### [FRAGMENTO PROPORCIONADO]
◇ ◇ ◇

Ganadería

Las bicheras, ayudadas por el clima, complican al campo

Generan más de US$ 40 millones anuales en pérdidas.

Establecimiento ganadero. Foto El País.

Condiciones de humedad y calor siguen favoreciendo el desarrollo de las bicheras. Cuidar el manejo de los animales en bretes y corrales, así como respetar los tiempos de espera en carne y leche al aplicar los específicos veterinarios para controlar esta parasitosis, es fundamental.

A través de un video institucional, el veterinario Alejandro Saravia, director de Capacitación y Extensión del Instituto Plan Agropecuario (IPA) explicó el ciclo de esta parasitosis y brindó algunos consejos para evitar daños económicos y mayor trabajo en los predios, al tener que curar las bicheras.

La bichera o gusano barrenador, es una parasitosis causada por las larvas de la mosca Cochliomyia hominivorax, que parasita heridas y zonas húmedas en vacunos, ovinos, equinos, pero también es una zoonosis, afecta al hombre.

◇ ◇ ◇

### [LISTADO DE DATOS]
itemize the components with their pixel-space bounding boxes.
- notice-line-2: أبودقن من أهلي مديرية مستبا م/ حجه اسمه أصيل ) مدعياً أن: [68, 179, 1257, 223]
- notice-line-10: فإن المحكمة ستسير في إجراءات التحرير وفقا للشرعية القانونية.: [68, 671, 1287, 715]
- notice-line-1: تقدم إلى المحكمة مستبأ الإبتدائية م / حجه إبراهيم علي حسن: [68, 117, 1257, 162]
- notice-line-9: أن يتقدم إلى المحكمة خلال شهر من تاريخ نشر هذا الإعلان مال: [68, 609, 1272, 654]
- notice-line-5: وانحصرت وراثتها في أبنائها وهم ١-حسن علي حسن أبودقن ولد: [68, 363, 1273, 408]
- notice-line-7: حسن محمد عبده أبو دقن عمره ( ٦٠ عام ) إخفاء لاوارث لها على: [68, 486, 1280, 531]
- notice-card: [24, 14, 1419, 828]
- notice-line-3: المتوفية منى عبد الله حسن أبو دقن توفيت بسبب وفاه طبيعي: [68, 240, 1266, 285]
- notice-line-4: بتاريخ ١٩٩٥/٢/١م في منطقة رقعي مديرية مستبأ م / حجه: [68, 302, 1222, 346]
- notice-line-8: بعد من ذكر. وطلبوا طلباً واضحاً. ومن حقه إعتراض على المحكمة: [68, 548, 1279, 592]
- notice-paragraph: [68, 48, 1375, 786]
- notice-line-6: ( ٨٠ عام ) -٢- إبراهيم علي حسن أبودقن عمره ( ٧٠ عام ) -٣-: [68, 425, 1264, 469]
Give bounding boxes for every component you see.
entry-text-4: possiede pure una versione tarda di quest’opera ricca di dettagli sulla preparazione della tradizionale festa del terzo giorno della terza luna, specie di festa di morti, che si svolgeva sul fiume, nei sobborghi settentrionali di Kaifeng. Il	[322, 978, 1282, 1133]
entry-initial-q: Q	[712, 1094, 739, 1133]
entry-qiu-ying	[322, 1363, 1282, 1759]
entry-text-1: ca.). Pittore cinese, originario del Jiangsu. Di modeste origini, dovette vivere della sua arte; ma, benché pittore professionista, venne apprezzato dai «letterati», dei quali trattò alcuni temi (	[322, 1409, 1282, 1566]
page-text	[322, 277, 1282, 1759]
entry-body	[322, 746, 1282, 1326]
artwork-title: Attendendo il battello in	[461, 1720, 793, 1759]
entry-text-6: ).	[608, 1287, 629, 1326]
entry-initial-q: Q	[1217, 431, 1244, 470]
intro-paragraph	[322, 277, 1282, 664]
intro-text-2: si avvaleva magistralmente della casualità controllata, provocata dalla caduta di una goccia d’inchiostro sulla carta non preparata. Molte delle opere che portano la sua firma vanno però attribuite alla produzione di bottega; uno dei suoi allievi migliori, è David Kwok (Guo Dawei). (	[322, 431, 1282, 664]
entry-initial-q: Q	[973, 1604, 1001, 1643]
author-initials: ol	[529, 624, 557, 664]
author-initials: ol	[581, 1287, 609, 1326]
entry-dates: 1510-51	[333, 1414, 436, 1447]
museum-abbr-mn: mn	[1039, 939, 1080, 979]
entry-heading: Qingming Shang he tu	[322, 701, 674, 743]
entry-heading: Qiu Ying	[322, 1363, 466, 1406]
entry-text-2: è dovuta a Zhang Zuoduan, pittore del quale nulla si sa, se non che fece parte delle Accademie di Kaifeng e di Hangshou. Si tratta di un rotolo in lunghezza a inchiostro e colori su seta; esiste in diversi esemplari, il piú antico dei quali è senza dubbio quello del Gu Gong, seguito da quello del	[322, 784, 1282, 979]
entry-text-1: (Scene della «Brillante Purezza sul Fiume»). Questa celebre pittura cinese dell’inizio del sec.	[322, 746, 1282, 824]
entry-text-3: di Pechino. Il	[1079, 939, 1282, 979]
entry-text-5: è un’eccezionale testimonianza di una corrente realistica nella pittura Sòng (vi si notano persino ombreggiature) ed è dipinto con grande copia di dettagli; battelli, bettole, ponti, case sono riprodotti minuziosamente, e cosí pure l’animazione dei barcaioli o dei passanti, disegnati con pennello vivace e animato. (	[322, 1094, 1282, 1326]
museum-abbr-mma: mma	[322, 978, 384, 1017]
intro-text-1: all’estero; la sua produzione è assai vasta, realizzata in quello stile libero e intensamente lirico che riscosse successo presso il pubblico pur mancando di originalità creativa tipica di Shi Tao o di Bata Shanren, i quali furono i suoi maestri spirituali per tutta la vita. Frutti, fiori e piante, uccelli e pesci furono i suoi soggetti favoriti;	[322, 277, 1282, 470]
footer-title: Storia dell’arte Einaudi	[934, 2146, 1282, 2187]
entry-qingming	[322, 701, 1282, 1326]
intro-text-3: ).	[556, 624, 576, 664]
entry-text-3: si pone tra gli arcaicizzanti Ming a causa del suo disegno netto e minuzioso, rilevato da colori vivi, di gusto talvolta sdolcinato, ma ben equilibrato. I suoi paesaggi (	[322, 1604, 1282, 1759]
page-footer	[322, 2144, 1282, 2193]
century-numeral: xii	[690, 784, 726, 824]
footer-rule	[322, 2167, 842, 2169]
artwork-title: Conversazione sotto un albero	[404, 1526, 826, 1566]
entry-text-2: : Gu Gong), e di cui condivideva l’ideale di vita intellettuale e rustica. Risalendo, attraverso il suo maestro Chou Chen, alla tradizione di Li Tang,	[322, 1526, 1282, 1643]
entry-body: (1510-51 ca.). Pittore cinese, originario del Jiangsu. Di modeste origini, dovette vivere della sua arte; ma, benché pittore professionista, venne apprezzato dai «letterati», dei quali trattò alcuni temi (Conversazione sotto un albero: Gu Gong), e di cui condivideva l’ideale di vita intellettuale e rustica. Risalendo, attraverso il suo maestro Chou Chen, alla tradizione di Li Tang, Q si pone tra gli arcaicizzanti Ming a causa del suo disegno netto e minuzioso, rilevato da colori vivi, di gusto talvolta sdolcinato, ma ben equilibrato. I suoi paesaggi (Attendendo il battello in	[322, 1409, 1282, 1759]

◇ ◇ ◇

### [INSTRUCCIÓN DE TRABAJO A]
Resume en dos oraciones el fragmento sobre las bicheras.
### [INSTRUCCIÓN DE TRABAJO B]
Según el fragmento sobre las bicheras, ¿qué cargo ocupa el veterinario Alejandro Saravia?

### [RESULTADO DE TAREA A]
Las bicheras, favorecidas por condiciones de humedad y calor, generan más de US$ 40 millones anuales en pérdidas, y para controlarlas es fundamental cuidar el manejo de los animales en bretes y corrales y respetar los tiempos de espera en carne y leche al aplicar los específicos veterinarios. Se trata de una parasitosis causada por las larvas de la mosca Cochliomyia hominivorax, que parasita heridas y zonas húmedas en vacunos, ovinos y equinos, y que también es una zoonosis que afecta al hombre.

### [RESULTADO DE TAREA B]
Es director de Capacitación y Extensión del Instituto Plan Agropecuario (IPA).